▸ Data for this exercise

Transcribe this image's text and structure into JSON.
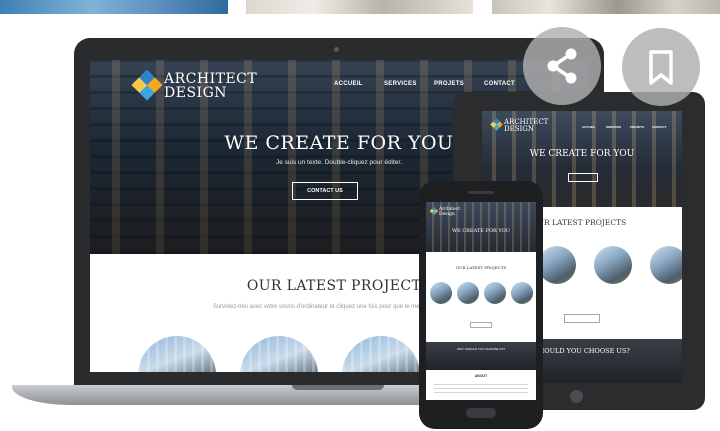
{
  "laptop": {
    "logo_line1": "ARCHITECT",
    "logo_line2": "DESIGN",
    "nav": [
      "ACCUEIL",
      "SERVICES",
      "PROJETS",
      "CONTACT"
    ],
    "hero_title": "WE CREATE FOR YOU",
    "hero_subtitle": "Je suis un texte. Double-cliquez pour éditer.",
    "hero_button": "CONTACT US",
    "projects_title": "OUR LATEST PROJECTS",
    "projects_subtitle": "Survolez-moi avec votre souris d'ordinateur et cliquez une fois pour que le menu s'affiche. D"
  },
  "tablet": {
    "logo_line1": "ARCHITECT",
    "logo_line2": "DESIGN",
    "nav": [
      "ACCUEIL",
      "SERVICES",
      "PROJETS",
      "CONTACT"
    ],
    "hero_title": "WE CREATE FOR YOU",
    "projects_title": "UR LATEST PROJECTS",
    "why_title": "SHOULD YOU CHOOSE US?"
  },
  "phone": {
    "logo_line1": "Architect",
    "logo_line2": "Design",
    "hero_title": "WE CREATE FOR YOU",
    "projects_title": "OUR LATEST PROJECTS",
    "why_title": "WHY SHOULD YOU CHOOSE US?",
    "about_title": "ABOUT"
  },
  "actions": {
    "share_icon": "share-icon",
    "bookmark_icon": "bookmark-icon"
  },
  "colors": {
    "accent_orange": "#f5a623",
    "accent_blue": "#3aa6e0",
    "device_frame": "#2a2b2d",
    "overlay_button": "#afafaf"
  }
}
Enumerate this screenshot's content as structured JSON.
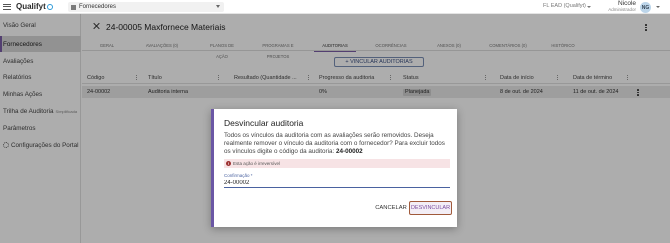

▸ Work to complete
Quote the data above in full, leaving out the pictures it holds.

▸ Output for this task
Transcribe this image's text and structure into JSON.
{
  "laptop": {
    "logo_line1": "ARCHITECT",
    "logo_line2": "DESIGN",
    "nav": [
      "ACCUEIL",
      "SERVICES",
      "PROJETS",
      "CONTACT"
    ],
    "hero_title": "WE CREATE FOR YOU",
    "hero_subtitle": "Je suis un texte. Double-cliquez pour éditer.",
    "hero_button": "CONTACT US",
    "projects_title": "OUR LATEST PROJECTS",
    "projects_subtitle": "Survolez-moi avec votre souris d'ordinateur et cliquez une fois pour que le menu s'affiche. D"
  },
  "tablet": {
    "logo_line1": "ARCHITECT",
    "logo_line2": "DESIGN",
    "nav": [
      "ACCUEIL",
      "SERVICES",
      "PROJETS",
      "CONTACT"
    ],
    "hero_title": "WE CREATE FOR YOU",
    "projects_title": "UR LATEST PROJECTS",
    "why_title": "SHOULD YOU CHOOSE US?"
  },
  "phone": {
    "logo_line1": "Architect",
    "logo_line2": "Design",
    "hero_title": "WE CREATE FOR YOU",
    "projects_title": "OUR LATEST PROJECTS",
    "why_title": "WHY SHOULD YOU CHOOSE US?",
    "about_title": "ABOUT"
  },
  "actions": {
    "share_icon": "share-icon",
    "bookmark_icon": "bookmark-icon"
  },
  "colors": {
    "accent_orange": "#f5a623",
    "accent_blue": "#3aa6e0",
    "device_frame": "#2a2b2d",
    "overlay_button": "#afafaf"
  }
}
Enumerate this screenshot's content as structured JSON.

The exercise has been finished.